Job: Check every line below for the word "ylabel" and show those that hold it.
########
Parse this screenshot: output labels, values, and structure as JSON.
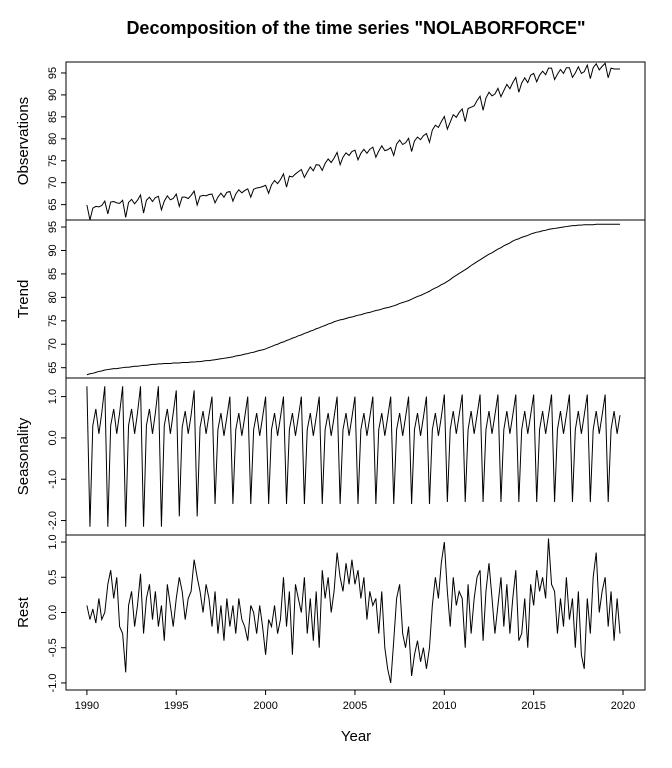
{
  "chart_data": {
    "type": "line",
    "title": "Decomposition of the time series \"NOLABORFORCE\"",
    "xlabel": "Year",
    "color": "#000000",
    "xlim": [
      1988.83,
      2021.23
    ],
    "xticks": [
      1990,
      1995,
      2000,
      2005,
      2010,
      2015,
      2020
    ],
    "x": [
      1990,
      1990.17,
      1990.33,
      1990.5,
      1990.67,
      1990.83,
      1991,
      1991.17,
      1991.33,
      1991.5,
      1991.67,
      1991.83,
      1992,
      1992.17,
      1992.33,
      1992.5,
      1992.67,
      1992.83,
      1993,
      1993.17,
      1993.33,
      1993.5,
      1993.67,
      1993.83,
      1994,
      1994.17,
      1994.33,
      1994.5,
      1994.67,
      1994.83,
      1995,
      1995.17,
      1995.33,
      1995.5,
      1995.67,
      1995.83,
      1996,
      1996.17,
      1996.33,
      1996.5,
      1996.67,
      1996.83,
      1997,
      1997.17,
      1997.33,
      1997.5,
      1997.67,
      1997.83,
      1998,
      1998.17,
      1998.33,
      1998.5,
      1998.67,
      1998.83,
      1999,
      1999.17,
      1999.33,
      1999.5,
      1999.67,
      1999.83,
      2000,
      2000.17,
      2000.33,
      2000.5,
      2000.67,
      2000.83,
      2001,
      2001.17,
      2001.33,
      2001.5,
      2001.67,
      2001.83,
      2002,
      2002.17,
      2002.33,
      2002.5,
      2002.67,
      2002.83,
      2003,
      2003.17,
      2003.33,
      2003.5,
      2003.67,
      2003.83,
      2004,
      2004.17,
      2004.33,
      2004.5,
      2004.67,
      2004.83,
      2005,
      2005.17,
      2005.33,
      2005.5,
      2005.67,
      2005.83,
      2006,
      2006.17,
      2006.33,
      2006.5,
      2006.67,
      2006.83,
      2007,
      2007.17,
      2007.33,
      2007.5,
      2007.67,
      2007.83,
      2008,
      2008.17,
      2008.33,
      2008.5,
      2008.67,
      2008.83,
      2009,
      2009.17,
      2009.33,
      2009.5,
      2009.67,
      2009.83,
      2010,
      2010.17,
      2010.33,
      2010.5,
      2010.67,
      2010.83,
      2011,
      2011.17,
      2011.33,
      2011.5,
      2011.67,
      2011.83,
      2012,
      2012.17,
      2012.33,
      2012.5,
      2012.67,
      2012.83,
      2013,
      2013.17,
      2013.33,
      2013.5,
      2013.67,
      2013.83,
      2014,
      2014.17,
      2014.33,
      2014.5,
      2014.67,
      2014.83,
      2015,
      2015.17,
      2015.33,
      2015.5,
      2015.67,
      2015.83,
      2016,
      2016.17,
      2016.33,
      2016.5,
      2016.67,
      2016.83,
      2017,
      2017.17,
      2017.33,
      2017.5,
      2017.67,
      2017.83,
      2018,
      2018.17,
      2018.33,
      2018.5,
      2018.67,
      2018.83,
      2019,
      2019.17,
      2019.33,
      2019.5,
      2019.67,
      2019.83
    ],
    "panels": [
      {
        "ylabel": "Observations",
        "ylim": [
          61.5,
          97.5
        ],
        "yticks": [
          65,
          70,
          75,
          80,
          85,
          90,
          95
        ],
        "values": [
          64.9,
          61.5,
          64.2,
          64.6,
          64.5,
          64.8,
          65.8,
          62.9,
          65.6,
          65.7,
          65.4,
          65.3,
          66.0,
          62.1,
          65.5,
          66.2,
          65.2,
          66.0,
          67.2,
          63.1,
          66.0,
          66.7,
          65.7,
          66.6,
          66.9,
          63.8,
          65.8,
          67.0,
          66.1,
          66.4,
          67.4,
          64.6,
          66.7,
          66.7,
          66.4,
          67.1,
          68.1,
          64.9,
          66.9,
          67.1,
          67.0,
          67.3,
          67.4,
          65.4,
          66.7,
          67.6,
          66.7,
          67.8,
          68.0,
          65.8,
          67.4,
          68.4,
          67.7,
          68.2,
          68.6,
          66.7,
          68.5,
          68.8,
          68.9,
          69.1,
          69.4,
          67.6,
          69.5,
          70.5,
          69.8,
          70.7,
          72.0,
          69.0,
          71.5,
          71.3,
          72.0,
          72.5,
          73.0,
          71.2,
          72.4,
          73.6,
          72.7,
          74.1,
          74.0,
          72.8,
          74.4,
          75.4,
          74.6,
          75.6,
          76.9,
          74.1,
          75.8,
          76.8,
          76.2,
          77.1,
          77.4,
          75.2,
          76.7,
          77.6,
          76.7,
          77.6,
          78.1,
          75.8,
          77.2,
          78.4,
          77.3,
          77.5,
          78.0,
          76.2,
          78.8,
          79.7,
          78.7,
          79.1,
          80.1,
          77.1,
          79.5,
          80.4,
          79.8,
          80.7,
          81.2,
          79.2,
          82.0,
          83.1,
          82.6,
          83.9,
          85.1,
          82.2,
          83.8,
          85.5,
          84.9,
          86.0,
          86.8,
          83.9,
          86.9,
          87.2,
          87.5,
          88.7,
          89.7,
          86.5,
          89.3,
          90.6,
          89.8,
          90.2,
          91.5,
          89.6,
          91.0,
          92.4,
          91.4,
          92.8,
          94.0,
          90.6,
          92.7,
          93.9,
          92.8,
          94.5,
          94.9,
          93.0,
          94.5,
          95.4,
          94.6,
          96.1,
          96.1,
          93.5,
          94.7,
          95.8,
          94.9,
          96.2,
          96.2,
          94.0,
          95.0,
          96.4,
          94.9,
          95.3,
          96.8,
          93.7,
          96.2,
          97.1,
          95.7,
          96.5,
          97.2,
          93.9,
          96.1,
          95.9,
          95.9,
          95.9
        ]
      },
      {
        "ylabel": "Trend",
        "ylim": [
          62.8,
          96.5
        ],
        "yticks": [
          65,
          70,
          75,
          80,
          85,
          90,
          95
        ],
        "values": [
          63.5,
          63.7,
          63.8,
          64.0,
          64.2,
          64.3,
          64.5,
          64.6,
          64.7,
          64.8,
          64.8,
          64.9,
          65.0,
          65.1,
          65.1,
          65.2,
          65.3,
          65.3,
          65.4,
          65.5,
          65.5,
          65.6,
          65.7,
          65.7,
          65.8,
          65.8,
          65.9,
          65.9,
          65.9,
          66.0,
          66.0,
          66.0,
          66.1,
          66.1,
          66.1,
          66.2,
          66.2,
          66.3,
          66.3,
          66.4,
          66.5,
          66.5,
          66.6,
          66.7,
          66.8,
          66.9,
          67.0,
          67.1,
          67.2,
          67.3,
          67.5,
          67.6,
          67.7,
          67.9,
          68.0,
          68.2,
          68.3,
          68.5,
          68.7,
          68.8,
          69.0,
          69.3,
          69.5,
          69.8,
          70.0,
          70.3,
          70.5,
          70.8,
          71.0,
          71.3,
          71.5,
          71.8,
          72.0,
          72.3,
          72.5,
          72.8,
          73.0,
          73.3,
          73.5,
          73.8,
          74.0,
          74.3,
          74.5,
          74.8,
          75.0,
          75.2,
          75.3,
          75.5,
          75.7,
          75.8,
          76.0,
          76.2,
          76.3,
          76.5,
          76.7,
          76.8,
          77.0,
          77.2,
          77.3,
          77.5,
          77.7,
          77.8,
          78.0,
          78.2,
          78.4,
          78.7,
          78.9,
          79.1,
          79.3,
          79.6,
          79.9,
          80.2,
          80.4,
          80.7,
          81.0,
          81.3,
          81.7,
          82.0,
          82.3,
          82.7,
          83.0,
          83.4,
          83.8,
          84.3,
          84.7,
          85.1,
          85.5,
          85.9,
          86.3,
          86.8,
          87.2,
          87.6,
          88.0,
          88.4,
          88.8,
          89.2,
          89.5,
          89.9,
          90.3,
          90.6,
          91.0,
          91.3,
          91.6,
          92.0,
          92.3,
          92.5,
          92.8,
          93.0,
          93.2,
          93.5,
          93.7,
          93.9,
          94.0,
          94.2,
          94.3,
          94.5,
          94.6,
          94.7,
          94.8,
          94.9,
          95.0,
          95.1,
          95.2,
          95.3,
          95.3,
          95.4,
          95.4,
          95.5,
          95.5,
          95.5,
          95.5,
          95.6,
          95.6,
          95.6,
          95.6,
          95.6,
          95.6,
          95.6,
          95.6,
          95.6
        ]
      },
      {
        "ylabel": "Seasonality",
        "ylim": [
          -2.35,
          1.45
        ],
        "yticks": [
          {
            "value": -2,
            "label": "-2.0"
          },
          {
            "value": -1,
            "label": "-1.0"
          },
          {
            "value": 0,
            "label": "0.0"
          },
          {
            "value": 1,
            "label": "1.0"
          }
        ],
        "values": [
          1.25,
          -2.15,
          0.3,
          0.7,
          0.1,
          0.6,
          1.25,
          -2.15,
          0.3,
          0.7,
          0.1,
          0.6,
          1.25,
          -2.15,
          0.3,
          0.7,
          0.1,
          0.6,
          1.25,
          -2.15,
          0.3,
          0.7,
          0.1,
          0.6,
          1.25,
          -2.15,
          0.3,
          0.7,
          0.1,
          0.6,
          1.15,
          -1.9,
          0.25,
          0.65,
          0.1,
          0.55,
          1.15,
          -1.9,
          0.25,
          0.65,
          0.1,
          0.55,
          1.0,
          -1.6,
          0.2,
          0.6,
          0.05,
          0.5,
          1.0,
          -1.6,
          0.2,
          0.6,
          0.05,
          0.5,
          1.0,
          -1.6,
          0.2,
          0.6,
          0.05,
          0.5,
          1.0,
          -1.6,
          0.2,
          0.6,
          0.05,
          0.5,
          1.0,
          -1.6,
          0.2,
          0.6,
          0.05,
          0.5,
          1.0,
          -1.6,
          0.2,
          0.6,
          0.05,
          0.5,
          1.0,
          -1.6,
          0.2,
          0.6,
          0.05,
          0.5,
          1.0,
          -1.6,
          0.2,
          0.6,
          0.05,
          0.5,
          1.0,
          -1.6,
          0.2,
          0.6,
          0.05,
          0.5,
          1.0,
          -1.6,
          0.2,
          0.6,
          0.05,
          0.5,
          1.0,
          -1.6,
          0.2,
          0.6,
          0.05,
          0.5,
          1.0,
          -1.6,
          0.2,
          0.6,
          0.05,
          0.5,
          1.0,
          -1.6,
          0.2,
          0.6,
          0.05,
          0.5,
          1.05,
          -1.55,
          0.2,
          0.65,
          0.1,
          0.55,
          1.05,
          -1.55,
          0.2,
          0.65,
          0.1,
          0.55,
          1.05,
          -1.55,
          0.2,
          0.65,
          0.1,
          0.55,
          1.05,
          -1.55,
          0.2,
          0.65,
          0.1,
          0.55,
          1.05,
          -1.55,
          0.2,
          0.65,
          0.1,
          0.55,
          1.05,
          -1.55,
          0.2,
          0.65,
          0.1,
          0.55,
          1.05,
          -1.55,
          0.2,
          0.65,
          0.1,
          0.55,
          1.05,
          -1.55,
          0.2,
          0.65,
          0.1,
          0.55,
          1.05,
          -1.55,
          0.2,
          0.65,
          0.1,
          0.55,
          1.05,
          -1.55,
          0.2,
          0.65,
          0.1,
          0.55
        ]
      },
      {
        "ylabel": "Rest",
        "ylim": [
          -1.1,
          1.1
        ],
        "yticks": [
          {
            "value": -1,
            "label": "-1.0"
          },
          -0.5,
          {
            "value": 0,
            "label": "0.0"
          },
          0.5,
          {
            "value": 1,
            "label": "1.0"
          }
        ],
        "values": [
          0.1,
          -0.1,
          0.05,
          -0.15,
          0.2,
          -0.1,
          0.0,
          0.4,
          0.6,
          0.2,
          0.5,
          -0.2,
          -0.3,
          -0.85,
          0.1,
          0.3,
          -0.2,
          0.1,
          0.55,
          -0.3,
          0.2,
          0.4,
          -0.1,
          0.3,
          -0.2,
          0.1,
          -0.4,
          0.4,
          0.1,
          -0.2,
          0.2,
          0.5,
          0.3,
          -0.1,
          0.2,
          0.3,
          0.75,
          0.5,
          0.3,
          0.0,
          0.4,
          0.2,
          -0.2,
          0.3,
          -0.3,
          0.1,
          -0.4,
          0.2,
          -0.2,
          0.1,
          -0.3,
          0.2,
          -0.1,
          -0.2,
          -0.4,
          0.1,
          0.0,
          -0.3,
          0.1,
          -0.2,
          -0.6,
          -0.1,
          -0.2,
          0.1,
          -0.3,
          -0.1,
          0.5,
          -0.2,
          0.3,
          -0.6,
          0.4,
          0.2,
          0.0,
          0.5,
          -0.3,
          0.2,
          -0.4,
          0.3,
          -0.5,
          0.6,
          0.2,
          0.5,
          0.0,
          0.3,
          0.85,
          0.5,
          0.3,
          0.7,
          0.4,
          0.75,
          0.4,
          0.6,
          0.2,
          0.5,
          -0.1,
          0.3,
          0.1,
          0.2,
          -0.3,
          0.3,
          -0.5,
          -0.8,
          -1.0,
          -0.4,
          0.2,
          0.4,
          -0.3,
          -0.5,
          -0.2,
          -0.9,
          -0.6,
          -0.4,
          -0.7,
          -0.5,
          -0.8,
          -0.5,
          0.1,
          0.5,
          0.2,
          0.7,
          1.0,
          0.3,
          -0.2,
          0.5,
          0.1,
          0.3,
          0.2,
          -0.5,
          0.4,
          -0.3,
          0.2,
          0.5,
          0.6,
          -0.4,
          0.3,
          0.7,
          0.2,
          -0.3,
          0.1,
          0.5,
          -0.2,
          0.4,
          -0.3,
          0.2,
          0.6,
          -0.4,
          -0.3,
          0.2,
          -0.5,
          0.4,
          0.1,
          0.6,
          0.3,
          0.5,
          0.2,
          1.05,
          0.4,
          0.3,
          -0.3,
          0.2,
          -0.2,
          0.5,
          -0.1,
          0.2,
          -0.5,
          0.3,
          -0.6,
          -0.8,
          0.2,
          -0.3,
          0.5,
          0.85,
          0.0,
          0.3,
          0.5,
          -0.2,
          0.3,
          -0.4,
          0.2,
          -0.3
        ]
      }
    ]
  }
}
########
Result for this task:
        "ylabel": "Observations",
        "ylabel": "Trend",
        "ylabel": "Seasonality",
        "ylabel": "Rest",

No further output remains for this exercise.